AIM ▸ Gather up the lines that contain "SCIENCE".

GIVEN DATA ▸
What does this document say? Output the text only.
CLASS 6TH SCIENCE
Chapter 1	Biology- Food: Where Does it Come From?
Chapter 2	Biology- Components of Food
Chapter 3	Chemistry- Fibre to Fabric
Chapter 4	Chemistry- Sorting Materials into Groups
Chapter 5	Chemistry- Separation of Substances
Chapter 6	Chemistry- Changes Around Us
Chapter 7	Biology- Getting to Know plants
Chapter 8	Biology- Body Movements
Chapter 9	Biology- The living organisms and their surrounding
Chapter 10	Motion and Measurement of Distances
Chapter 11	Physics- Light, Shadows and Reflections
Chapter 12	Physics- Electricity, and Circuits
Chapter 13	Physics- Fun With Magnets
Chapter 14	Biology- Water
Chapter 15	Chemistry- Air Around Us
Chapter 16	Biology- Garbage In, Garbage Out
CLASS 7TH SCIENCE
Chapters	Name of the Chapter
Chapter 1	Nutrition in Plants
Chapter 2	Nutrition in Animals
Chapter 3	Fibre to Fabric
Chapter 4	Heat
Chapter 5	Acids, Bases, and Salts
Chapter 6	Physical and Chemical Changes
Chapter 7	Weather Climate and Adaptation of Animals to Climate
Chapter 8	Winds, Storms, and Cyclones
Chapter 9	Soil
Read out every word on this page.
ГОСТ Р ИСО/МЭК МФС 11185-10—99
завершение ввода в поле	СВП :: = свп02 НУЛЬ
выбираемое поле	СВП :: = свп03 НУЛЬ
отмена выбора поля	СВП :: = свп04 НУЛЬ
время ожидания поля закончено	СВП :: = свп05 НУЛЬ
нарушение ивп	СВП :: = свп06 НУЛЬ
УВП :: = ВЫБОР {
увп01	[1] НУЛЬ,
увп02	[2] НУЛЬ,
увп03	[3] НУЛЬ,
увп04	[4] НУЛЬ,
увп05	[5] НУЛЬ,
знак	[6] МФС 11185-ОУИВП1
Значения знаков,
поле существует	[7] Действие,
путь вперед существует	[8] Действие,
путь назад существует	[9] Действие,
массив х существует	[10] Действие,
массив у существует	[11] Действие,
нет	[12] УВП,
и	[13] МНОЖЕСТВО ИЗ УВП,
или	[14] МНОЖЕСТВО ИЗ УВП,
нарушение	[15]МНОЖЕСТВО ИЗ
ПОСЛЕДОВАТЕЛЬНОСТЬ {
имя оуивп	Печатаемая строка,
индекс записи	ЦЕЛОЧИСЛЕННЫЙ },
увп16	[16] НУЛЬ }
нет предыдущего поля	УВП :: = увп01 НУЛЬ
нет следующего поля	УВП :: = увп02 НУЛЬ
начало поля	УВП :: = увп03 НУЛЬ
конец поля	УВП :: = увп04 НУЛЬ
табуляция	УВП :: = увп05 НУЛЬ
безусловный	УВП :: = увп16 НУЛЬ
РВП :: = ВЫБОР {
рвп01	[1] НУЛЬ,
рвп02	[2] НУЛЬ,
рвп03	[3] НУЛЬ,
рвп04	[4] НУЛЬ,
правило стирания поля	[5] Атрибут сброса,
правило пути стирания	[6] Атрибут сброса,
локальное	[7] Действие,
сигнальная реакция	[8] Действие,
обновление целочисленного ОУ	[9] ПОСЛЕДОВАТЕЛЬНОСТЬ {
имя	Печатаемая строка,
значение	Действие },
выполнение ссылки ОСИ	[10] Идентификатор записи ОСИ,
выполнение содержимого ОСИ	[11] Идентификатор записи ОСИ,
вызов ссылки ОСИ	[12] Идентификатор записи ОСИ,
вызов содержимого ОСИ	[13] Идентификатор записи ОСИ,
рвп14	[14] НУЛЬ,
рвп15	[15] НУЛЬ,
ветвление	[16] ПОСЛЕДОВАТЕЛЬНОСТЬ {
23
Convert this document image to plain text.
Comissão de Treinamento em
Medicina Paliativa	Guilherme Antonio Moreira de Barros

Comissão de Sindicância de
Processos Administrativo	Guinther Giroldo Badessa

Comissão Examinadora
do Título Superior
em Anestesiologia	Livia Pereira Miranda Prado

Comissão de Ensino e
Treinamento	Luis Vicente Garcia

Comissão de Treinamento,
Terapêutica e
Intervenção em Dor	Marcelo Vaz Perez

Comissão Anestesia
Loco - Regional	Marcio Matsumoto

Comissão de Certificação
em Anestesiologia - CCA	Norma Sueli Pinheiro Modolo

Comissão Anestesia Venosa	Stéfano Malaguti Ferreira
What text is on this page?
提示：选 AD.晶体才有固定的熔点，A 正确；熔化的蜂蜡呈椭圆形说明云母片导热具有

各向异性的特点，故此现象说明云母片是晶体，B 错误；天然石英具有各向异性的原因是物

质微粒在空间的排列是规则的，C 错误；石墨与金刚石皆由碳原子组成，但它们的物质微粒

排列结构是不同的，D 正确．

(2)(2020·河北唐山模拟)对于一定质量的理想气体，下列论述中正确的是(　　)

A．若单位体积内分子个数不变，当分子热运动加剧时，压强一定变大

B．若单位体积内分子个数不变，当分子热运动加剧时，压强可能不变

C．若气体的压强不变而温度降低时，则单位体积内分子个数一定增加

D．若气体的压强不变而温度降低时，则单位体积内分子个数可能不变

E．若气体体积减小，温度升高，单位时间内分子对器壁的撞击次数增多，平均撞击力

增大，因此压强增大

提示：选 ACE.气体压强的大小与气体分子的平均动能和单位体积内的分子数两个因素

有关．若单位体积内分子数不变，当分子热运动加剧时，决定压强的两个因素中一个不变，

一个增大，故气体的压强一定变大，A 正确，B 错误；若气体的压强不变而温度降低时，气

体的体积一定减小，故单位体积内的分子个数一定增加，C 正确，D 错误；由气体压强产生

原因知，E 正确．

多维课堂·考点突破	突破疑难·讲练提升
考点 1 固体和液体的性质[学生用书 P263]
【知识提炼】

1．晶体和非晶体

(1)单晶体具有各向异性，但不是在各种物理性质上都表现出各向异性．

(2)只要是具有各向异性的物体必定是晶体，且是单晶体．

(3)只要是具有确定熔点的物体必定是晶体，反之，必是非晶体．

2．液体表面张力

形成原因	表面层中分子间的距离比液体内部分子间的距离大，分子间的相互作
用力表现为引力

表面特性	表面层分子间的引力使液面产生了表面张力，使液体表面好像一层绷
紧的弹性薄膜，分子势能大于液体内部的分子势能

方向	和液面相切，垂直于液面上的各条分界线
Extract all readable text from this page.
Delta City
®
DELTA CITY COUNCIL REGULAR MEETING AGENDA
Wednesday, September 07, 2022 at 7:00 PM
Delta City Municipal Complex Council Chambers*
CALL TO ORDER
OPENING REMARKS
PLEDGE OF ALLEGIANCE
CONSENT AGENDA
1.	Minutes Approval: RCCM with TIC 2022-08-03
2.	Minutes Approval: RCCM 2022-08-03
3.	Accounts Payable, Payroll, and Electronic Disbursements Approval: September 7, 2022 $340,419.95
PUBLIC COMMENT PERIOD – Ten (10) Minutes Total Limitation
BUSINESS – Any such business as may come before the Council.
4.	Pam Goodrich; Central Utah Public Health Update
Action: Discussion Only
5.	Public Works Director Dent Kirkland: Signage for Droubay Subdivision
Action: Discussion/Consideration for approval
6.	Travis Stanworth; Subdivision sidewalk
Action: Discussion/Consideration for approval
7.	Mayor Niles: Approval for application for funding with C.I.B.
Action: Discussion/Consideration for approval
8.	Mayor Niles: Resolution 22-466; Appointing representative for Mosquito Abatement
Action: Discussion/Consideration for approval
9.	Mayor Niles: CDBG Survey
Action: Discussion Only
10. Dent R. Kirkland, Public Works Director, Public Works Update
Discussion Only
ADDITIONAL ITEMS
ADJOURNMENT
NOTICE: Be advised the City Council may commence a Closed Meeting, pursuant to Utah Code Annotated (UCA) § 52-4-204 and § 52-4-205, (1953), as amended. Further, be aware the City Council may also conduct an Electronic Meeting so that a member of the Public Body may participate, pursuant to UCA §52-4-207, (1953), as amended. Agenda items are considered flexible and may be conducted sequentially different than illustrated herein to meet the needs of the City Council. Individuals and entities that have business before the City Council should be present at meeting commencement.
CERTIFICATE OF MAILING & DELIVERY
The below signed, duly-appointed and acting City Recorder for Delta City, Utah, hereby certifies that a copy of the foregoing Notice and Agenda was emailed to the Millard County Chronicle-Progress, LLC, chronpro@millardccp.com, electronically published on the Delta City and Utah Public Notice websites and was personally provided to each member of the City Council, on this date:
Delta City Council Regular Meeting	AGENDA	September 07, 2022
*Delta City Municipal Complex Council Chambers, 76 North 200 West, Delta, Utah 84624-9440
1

EXERCISE RESULT ▸
CLASS 6TH SCIENCE
CLASS 7TH SCIENCE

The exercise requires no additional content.